Goal of the exercise | Set down each line of the material that follows, exactly, with no pictures.

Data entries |
━━━━━━━━━━

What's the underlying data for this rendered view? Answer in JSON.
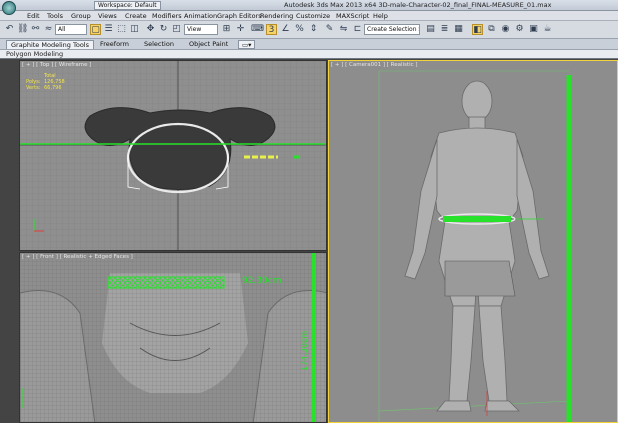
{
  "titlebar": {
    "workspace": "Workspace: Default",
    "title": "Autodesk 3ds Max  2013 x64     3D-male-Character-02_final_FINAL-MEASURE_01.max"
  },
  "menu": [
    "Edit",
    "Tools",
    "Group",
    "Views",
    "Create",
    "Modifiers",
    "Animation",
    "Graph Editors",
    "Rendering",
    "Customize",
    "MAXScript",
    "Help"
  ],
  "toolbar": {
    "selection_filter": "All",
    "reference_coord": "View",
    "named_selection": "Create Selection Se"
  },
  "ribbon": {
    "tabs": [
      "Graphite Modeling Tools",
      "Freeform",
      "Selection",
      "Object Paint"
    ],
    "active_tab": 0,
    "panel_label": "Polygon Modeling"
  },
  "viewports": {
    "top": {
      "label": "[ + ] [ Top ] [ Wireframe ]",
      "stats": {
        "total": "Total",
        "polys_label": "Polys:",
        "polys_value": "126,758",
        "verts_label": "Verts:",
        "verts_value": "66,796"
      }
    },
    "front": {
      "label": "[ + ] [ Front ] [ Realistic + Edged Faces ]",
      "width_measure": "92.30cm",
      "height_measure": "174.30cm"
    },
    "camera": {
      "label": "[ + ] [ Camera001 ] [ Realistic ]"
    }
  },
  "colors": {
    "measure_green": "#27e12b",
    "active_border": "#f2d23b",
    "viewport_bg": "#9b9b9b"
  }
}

━━━━━━━━━━

Answer to this exercise |
What's the underlying data for this rendered view? Answer in JSON.
{
  "titlebar": {
    "workspace": "Workspace: Default",
    "title": "Autodesk 3ds Max  2013 x64     3D-male-Character-02_final_FINAL-MEASURE_01.max"
  },
  "menu": [
    "Edit",
    "Tools",
    "Group",
    "Views",
    "Create",
    "Modifiers",
    "Animation",
    "Graph Editors",
    "Rendering",
    "Customize",
    "MAXScript",
    "Help"
  ],
  "toolbar": {
    "selection_filter": "All",
    "reference_coord": "View",
    "named_selection": "Create Selection Se"
  },
  "ribbon": {
    "tabs": [
      "Graphite Modeling Tools",
      "Freeform",
      "Selection",
      "Object Paint"
    ],
    "active_tab": 0,
    "panel_label": "Polygon Modeling"
  },
  "viewports": {
    "top": {
      "label": "[ + ] [ Top ] [ Wireframe ]",
      "stats": {
        "total": "Total",
        "polys_label": "Polys:",
        "polys_value": "126,758",
        "verts_label": "Verts:",
        "verts_value": "66,796"
      }
    },
    "front": {
      "label": "[ + ] [ Front ] [ Realistic + Edged Faces ]",
      "width_measure": "92.30cm",
      "height_measure": "174.30cm"
    },
    "camera": {
      "label": "[ + ] [ Camera001 ] [ Realistic ]"
    }
  },
  "colors": {
    "measure_green": "#27e12b",
    "active_border": "#f2d23b",
    "viewport_bg": "#9b9b9b"
  }
}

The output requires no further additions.